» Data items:
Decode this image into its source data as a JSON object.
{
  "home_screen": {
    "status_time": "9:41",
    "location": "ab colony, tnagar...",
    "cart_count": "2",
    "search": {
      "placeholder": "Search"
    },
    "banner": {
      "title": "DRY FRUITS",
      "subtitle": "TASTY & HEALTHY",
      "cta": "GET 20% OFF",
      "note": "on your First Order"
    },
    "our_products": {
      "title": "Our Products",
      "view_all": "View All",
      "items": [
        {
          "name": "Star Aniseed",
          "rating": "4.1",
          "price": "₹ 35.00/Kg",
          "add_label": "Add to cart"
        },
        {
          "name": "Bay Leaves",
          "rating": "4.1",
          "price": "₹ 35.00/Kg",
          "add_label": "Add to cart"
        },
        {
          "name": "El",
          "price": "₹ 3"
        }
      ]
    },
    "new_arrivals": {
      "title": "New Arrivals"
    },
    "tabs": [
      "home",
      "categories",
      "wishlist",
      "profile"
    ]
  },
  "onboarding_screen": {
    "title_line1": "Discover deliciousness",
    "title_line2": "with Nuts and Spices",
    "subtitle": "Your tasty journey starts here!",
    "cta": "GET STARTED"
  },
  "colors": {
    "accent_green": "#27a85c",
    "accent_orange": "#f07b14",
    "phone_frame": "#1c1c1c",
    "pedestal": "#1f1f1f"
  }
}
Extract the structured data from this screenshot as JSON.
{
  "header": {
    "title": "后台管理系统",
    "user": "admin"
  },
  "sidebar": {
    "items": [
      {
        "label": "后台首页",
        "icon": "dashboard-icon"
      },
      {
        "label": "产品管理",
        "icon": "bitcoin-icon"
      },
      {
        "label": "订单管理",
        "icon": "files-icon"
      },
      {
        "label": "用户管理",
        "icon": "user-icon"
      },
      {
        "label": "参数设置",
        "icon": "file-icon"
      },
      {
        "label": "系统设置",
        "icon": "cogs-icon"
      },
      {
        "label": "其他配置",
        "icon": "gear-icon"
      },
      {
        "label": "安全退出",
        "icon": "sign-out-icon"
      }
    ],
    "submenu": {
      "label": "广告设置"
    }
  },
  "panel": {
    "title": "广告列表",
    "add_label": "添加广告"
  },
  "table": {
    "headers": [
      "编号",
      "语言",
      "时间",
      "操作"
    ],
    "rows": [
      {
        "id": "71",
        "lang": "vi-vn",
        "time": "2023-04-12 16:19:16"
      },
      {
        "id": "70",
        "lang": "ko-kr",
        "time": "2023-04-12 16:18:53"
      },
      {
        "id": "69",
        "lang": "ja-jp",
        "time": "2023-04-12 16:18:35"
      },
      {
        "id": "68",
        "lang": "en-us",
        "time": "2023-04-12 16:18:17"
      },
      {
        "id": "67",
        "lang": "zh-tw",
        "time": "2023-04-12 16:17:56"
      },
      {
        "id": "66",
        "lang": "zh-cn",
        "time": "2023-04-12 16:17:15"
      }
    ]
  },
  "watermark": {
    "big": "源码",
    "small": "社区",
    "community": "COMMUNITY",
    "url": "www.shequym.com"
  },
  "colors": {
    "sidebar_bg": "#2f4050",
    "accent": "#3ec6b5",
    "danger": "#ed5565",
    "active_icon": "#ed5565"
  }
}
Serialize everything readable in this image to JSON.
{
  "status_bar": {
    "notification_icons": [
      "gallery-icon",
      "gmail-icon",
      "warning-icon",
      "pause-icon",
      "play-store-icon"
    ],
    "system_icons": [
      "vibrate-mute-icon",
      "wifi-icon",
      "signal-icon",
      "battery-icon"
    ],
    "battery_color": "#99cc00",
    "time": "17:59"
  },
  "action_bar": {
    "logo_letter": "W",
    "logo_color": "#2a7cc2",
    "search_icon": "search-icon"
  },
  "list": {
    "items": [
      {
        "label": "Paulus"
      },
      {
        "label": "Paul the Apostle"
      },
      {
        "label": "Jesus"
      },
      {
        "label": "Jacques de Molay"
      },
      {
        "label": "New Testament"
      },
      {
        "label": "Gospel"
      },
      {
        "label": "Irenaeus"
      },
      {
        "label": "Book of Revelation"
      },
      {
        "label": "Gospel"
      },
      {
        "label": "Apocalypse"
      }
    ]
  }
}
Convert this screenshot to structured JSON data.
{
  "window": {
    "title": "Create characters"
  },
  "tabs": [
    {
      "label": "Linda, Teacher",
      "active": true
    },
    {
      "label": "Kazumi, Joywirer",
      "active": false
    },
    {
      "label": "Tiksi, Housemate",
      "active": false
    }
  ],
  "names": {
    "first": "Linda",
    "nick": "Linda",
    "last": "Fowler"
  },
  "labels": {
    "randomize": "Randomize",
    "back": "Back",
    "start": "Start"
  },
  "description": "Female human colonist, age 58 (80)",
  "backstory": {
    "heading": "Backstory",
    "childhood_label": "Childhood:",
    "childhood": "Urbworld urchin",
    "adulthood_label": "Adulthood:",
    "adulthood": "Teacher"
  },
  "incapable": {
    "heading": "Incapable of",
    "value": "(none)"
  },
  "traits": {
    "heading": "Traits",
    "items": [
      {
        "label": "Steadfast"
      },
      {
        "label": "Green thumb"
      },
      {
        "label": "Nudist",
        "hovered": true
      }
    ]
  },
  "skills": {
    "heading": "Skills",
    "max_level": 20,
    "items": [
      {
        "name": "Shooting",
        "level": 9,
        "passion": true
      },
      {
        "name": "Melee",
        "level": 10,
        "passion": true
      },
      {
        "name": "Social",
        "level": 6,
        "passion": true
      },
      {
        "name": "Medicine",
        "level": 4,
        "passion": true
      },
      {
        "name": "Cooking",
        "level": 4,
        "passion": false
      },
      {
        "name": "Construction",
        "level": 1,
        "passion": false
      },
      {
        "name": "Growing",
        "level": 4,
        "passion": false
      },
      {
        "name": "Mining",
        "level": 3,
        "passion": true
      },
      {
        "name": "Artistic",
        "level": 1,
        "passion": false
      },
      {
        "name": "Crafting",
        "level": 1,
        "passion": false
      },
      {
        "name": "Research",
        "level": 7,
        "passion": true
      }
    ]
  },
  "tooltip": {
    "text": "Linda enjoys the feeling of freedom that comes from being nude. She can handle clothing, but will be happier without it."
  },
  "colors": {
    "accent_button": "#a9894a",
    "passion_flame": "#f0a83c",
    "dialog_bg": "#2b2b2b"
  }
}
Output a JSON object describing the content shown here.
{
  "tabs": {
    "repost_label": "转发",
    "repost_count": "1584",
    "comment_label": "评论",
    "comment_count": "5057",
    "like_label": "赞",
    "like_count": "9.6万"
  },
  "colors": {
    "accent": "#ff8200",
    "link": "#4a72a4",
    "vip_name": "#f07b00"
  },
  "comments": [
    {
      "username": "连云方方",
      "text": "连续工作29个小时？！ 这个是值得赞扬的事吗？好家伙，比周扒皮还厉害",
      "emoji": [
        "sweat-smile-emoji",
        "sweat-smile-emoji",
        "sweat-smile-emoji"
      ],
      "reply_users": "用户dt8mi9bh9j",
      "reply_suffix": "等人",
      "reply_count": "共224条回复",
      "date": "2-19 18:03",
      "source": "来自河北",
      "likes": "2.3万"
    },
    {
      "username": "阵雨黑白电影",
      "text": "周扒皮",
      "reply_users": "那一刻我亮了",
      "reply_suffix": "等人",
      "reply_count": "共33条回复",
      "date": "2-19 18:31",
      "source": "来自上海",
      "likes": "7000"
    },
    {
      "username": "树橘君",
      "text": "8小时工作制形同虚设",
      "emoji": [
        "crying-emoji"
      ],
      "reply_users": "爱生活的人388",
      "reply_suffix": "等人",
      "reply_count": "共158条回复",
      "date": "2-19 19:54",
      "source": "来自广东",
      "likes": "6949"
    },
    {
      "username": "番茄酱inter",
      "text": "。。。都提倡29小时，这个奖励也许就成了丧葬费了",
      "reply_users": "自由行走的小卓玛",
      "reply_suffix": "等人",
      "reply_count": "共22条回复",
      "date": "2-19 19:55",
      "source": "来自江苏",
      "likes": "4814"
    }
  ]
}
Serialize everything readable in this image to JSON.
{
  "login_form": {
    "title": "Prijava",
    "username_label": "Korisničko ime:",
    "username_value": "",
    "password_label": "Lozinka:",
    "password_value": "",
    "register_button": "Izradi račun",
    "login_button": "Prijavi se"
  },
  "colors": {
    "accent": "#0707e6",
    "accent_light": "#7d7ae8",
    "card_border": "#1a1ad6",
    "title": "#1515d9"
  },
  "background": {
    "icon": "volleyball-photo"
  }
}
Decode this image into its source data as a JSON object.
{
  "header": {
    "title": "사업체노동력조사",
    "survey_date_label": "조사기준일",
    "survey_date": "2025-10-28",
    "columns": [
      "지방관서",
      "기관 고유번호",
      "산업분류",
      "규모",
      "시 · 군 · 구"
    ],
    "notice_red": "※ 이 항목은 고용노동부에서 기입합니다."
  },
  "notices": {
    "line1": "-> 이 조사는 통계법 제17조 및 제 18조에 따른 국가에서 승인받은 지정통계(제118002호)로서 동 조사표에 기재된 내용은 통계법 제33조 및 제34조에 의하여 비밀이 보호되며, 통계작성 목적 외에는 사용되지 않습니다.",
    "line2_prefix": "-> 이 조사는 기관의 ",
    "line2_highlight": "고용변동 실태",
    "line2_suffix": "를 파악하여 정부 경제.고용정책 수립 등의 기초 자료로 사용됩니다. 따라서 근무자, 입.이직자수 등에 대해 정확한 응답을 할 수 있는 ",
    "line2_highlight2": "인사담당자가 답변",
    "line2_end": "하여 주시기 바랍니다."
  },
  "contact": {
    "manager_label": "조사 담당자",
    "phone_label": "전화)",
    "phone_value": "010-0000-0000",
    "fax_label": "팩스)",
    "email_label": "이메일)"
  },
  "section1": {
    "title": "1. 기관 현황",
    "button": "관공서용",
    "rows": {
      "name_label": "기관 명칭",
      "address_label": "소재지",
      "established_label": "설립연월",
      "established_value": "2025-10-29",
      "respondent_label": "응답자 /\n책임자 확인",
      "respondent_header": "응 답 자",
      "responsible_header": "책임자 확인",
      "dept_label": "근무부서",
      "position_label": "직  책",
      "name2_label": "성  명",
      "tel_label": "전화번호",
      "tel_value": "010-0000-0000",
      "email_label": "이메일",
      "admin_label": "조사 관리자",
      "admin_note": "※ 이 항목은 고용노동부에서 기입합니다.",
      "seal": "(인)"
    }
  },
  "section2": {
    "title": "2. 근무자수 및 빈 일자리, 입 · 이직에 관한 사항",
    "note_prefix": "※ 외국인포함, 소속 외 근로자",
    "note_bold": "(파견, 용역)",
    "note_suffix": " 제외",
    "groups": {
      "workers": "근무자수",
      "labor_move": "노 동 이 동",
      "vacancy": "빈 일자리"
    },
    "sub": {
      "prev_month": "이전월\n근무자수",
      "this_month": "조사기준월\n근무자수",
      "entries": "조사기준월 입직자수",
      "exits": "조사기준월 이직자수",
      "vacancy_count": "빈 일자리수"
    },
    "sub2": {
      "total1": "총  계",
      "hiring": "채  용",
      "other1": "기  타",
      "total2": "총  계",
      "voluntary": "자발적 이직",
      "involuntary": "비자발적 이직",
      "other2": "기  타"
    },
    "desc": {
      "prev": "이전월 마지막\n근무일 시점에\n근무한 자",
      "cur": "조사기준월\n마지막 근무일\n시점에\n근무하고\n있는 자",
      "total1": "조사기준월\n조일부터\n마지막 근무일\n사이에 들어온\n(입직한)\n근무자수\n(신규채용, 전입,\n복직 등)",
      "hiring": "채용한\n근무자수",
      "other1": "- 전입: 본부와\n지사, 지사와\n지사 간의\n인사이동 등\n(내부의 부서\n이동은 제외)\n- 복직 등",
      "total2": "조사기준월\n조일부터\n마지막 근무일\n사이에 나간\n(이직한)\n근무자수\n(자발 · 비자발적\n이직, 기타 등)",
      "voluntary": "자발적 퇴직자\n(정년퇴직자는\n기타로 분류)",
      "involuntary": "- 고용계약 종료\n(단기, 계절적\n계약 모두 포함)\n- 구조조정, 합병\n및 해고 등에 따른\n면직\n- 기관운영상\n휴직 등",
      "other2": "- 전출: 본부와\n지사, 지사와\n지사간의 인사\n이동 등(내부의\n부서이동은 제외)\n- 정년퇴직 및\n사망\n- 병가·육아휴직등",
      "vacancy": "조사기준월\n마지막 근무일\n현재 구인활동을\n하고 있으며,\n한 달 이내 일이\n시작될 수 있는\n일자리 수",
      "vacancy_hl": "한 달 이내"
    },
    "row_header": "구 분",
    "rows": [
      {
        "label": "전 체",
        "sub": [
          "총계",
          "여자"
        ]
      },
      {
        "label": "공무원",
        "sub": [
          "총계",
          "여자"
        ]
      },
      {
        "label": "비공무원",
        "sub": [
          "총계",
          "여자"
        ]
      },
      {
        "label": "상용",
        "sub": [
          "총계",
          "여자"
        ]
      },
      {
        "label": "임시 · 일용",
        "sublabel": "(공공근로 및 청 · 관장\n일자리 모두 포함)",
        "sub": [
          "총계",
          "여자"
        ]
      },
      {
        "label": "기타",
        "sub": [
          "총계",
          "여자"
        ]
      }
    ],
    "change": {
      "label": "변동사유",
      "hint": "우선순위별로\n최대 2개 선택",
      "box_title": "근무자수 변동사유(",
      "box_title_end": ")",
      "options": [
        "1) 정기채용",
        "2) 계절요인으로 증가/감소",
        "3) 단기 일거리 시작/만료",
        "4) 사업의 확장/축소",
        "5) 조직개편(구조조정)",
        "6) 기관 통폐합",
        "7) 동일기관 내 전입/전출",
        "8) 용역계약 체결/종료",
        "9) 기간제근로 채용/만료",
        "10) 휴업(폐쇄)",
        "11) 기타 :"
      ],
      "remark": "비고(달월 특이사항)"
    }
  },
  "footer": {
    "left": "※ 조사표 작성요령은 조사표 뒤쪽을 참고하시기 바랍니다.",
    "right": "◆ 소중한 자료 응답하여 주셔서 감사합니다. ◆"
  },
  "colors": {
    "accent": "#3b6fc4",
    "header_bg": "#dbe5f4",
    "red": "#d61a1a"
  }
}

» EXERCISE BRIEF: Out of the preceding entries, pull every line containing the string "n사이에".

» TASK ANSWER:
      "total1": "조사기준월\n조일부터\n마지막 근무일\n사이에 들어온\n(입직한)\n근무자수\n(신규채용, 전입,\n복직 등)",
      "total2": "조사기준월\n조일부터\n마지막 근무일\n사이에 나간\n(이직한)\n근무자수\n(자발 · 비자발적\n이직, 기타 등)",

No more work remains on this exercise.